TASK DESCRIPTION: Give back the whole listing exactly as shown.

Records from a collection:
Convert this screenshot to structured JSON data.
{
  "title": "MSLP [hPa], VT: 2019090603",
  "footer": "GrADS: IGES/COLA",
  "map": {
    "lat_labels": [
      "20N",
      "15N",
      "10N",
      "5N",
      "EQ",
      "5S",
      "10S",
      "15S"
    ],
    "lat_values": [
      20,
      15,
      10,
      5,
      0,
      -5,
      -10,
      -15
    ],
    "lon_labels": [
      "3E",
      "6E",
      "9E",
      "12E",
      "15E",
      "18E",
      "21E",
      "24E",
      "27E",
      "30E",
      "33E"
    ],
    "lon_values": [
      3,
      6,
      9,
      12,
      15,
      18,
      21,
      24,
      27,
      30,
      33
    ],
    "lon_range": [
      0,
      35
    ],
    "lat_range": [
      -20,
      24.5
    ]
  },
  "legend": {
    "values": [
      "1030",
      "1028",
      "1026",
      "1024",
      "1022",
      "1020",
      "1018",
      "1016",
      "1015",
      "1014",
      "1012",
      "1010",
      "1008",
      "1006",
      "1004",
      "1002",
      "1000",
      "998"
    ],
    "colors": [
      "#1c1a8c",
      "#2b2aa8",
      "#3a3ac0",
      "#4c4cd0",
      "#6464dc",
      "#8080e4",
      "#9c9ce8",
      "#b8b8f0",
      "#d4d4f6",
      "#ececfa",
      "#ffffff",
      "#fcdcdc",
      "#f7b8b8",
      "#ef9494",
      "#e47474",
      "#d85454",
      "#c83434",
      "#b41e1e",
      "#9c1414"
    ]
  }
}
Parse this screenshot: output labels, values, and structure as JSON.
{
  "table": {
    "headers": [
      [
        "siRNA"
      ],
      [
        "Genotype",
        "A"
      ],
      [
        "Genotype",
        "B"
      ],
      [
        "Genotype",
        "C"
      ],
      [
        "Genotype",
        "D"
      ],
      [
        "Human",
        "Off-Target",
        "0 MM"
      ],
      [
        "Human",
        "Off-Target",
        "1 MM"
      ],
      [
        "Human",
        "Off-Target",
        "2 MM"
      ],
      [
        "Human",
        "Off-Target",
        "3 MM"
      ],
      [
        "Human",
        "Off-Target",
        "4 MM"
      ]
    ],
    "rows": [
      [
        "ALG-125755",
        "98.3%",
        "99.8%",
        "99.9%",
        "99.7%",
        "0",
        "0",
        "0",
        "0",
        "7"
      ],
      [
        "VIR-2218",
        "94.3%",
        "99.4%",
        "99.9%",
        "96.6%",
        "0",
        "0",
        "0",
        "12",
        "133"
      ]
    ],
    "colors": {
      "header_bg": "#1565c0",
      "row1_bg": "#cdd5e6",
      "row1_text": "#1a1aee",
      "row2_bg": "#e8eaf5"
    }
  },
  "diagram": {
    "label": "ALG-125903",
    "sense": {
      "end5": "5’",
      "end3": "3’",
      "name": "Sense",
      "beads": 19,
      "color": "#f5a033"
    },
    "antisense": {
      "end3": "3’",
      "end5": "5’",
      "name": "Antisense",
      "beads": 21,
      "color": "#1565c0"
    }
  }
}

THE ANSWER:
Convert this screenshot to structured JSON data.
{
  "title": "MSLP [hPa], VT: 2019090603",
  "footer": "GrADS: IGES/COLA",
  "map": {
    "lat_labels": [
      "20N",
      "15N",
      "10N",
      "5N",
      "EQ",
      "5S",
      "10S",
      "15S"
    ],
    "lat_values": [
      20,
      15,
      10,
      5,
      0,
      -5,
      -10,
      -15
    ],
    "lon_labels": [
      "3E",
      "6E",
      "9E",
      "12E",
      "15E",
      "18E",
      "21E",
      "24E",
      "27E",
      "30E",
      "33E"
    ],
    "lon_values": [
      3,
      6,
      9,
      12,
      15,
      18,
      21,
      24,
      27,
      30,
      33
    ],
    "lon_range": [
      0,
      35
    ],
    "lat_range": [
      -20,
      24.5
    ]
  },
  "legend": {
    "values": [
      "1030",
      "1028",
      "1026",
      "1024",
      "1022",
      "1020",
      "1018",
      "1016",
      "1015",
      "1014",
      "1012",
      "1010",
      "1008",
      "1006",
      "1004",
      "1002",
      "1000",
      "998"
    ],
    "colors": [
      "#1c1a8c",
      "#2b2aa8",
      "#3a3ac0",
      "#4c4cd0",
      "#6464dc",
      "#8080e4",
      "#9c9ce8",
      "#b8b8f0",
      "#d4d4f6",
      "#ececfa",
      "#ffffff",
      "#fcdcdc",
      "#f7b8b8",
      "#ef9494",
      "#e47474",
      "#d85454",
      "#c83434",
      "#b41e1e",
      "#9c1414"
    ]
  }
}
Parse this screenshot: output labels, values, and structure as JSON.
{
  "table": {
    "headers": [
      [
        "siRNA"
      ],
      [
        "Genotype",
        "A"
      ],
      [
        "Genotype",
        "B"
      ],
      [
        "Genotype",
        "C"
      ],
      [
        "Genotype",
        "D"
      ],
      [
        "Human",
        "Off-Target",
        "0 MM"
      ],
      [
        "Human",
        "Off-Target",
        "1 MM"
      ],
      [
        "Human",
        "Off-Target",
        "2 MM"
      ],
      [
        "Human",
        "Off-Target",
        "3 MM"
      ],
      [
        "Human",
        "Off-Target",
        "4 MM"
      ]
    ],
    "rows": [
      [
        "ALG-125755",
        "98.3%",
        "99.8%",
        "99.9%",
        "99.7%",
        "0",
        "0",
        "0",
        "0",
        "7"
      ],
      [
        "VIR-2218",
        "94.3%",
        "99.4%",
        "99.9%",
        "96.6%",
        "0",
        "0",
        "0",
        "12",
        "133"
      ]
    ],
    "colors": {
      "header_bg": "#1565c0",
      "row1_bg": "#cdd5e6",
      "row1_text": "#1a1aee",
      "row2_bg": "#e8eaf5"
    }
  },
  "diagram": {
    "label": "ALG-125903",
    "sense": {
      "end5": "5’",
      "end3": "3’",
      "name": "Sense",
      "beads": 19,
      "color": "#f5a033"
    },
    "antisense": {
      "end3": "3’",
      "end5": "5’",
      "name": "Antisense",
      "beads": 21,
      "color": "#1565c0"
    }
  }
}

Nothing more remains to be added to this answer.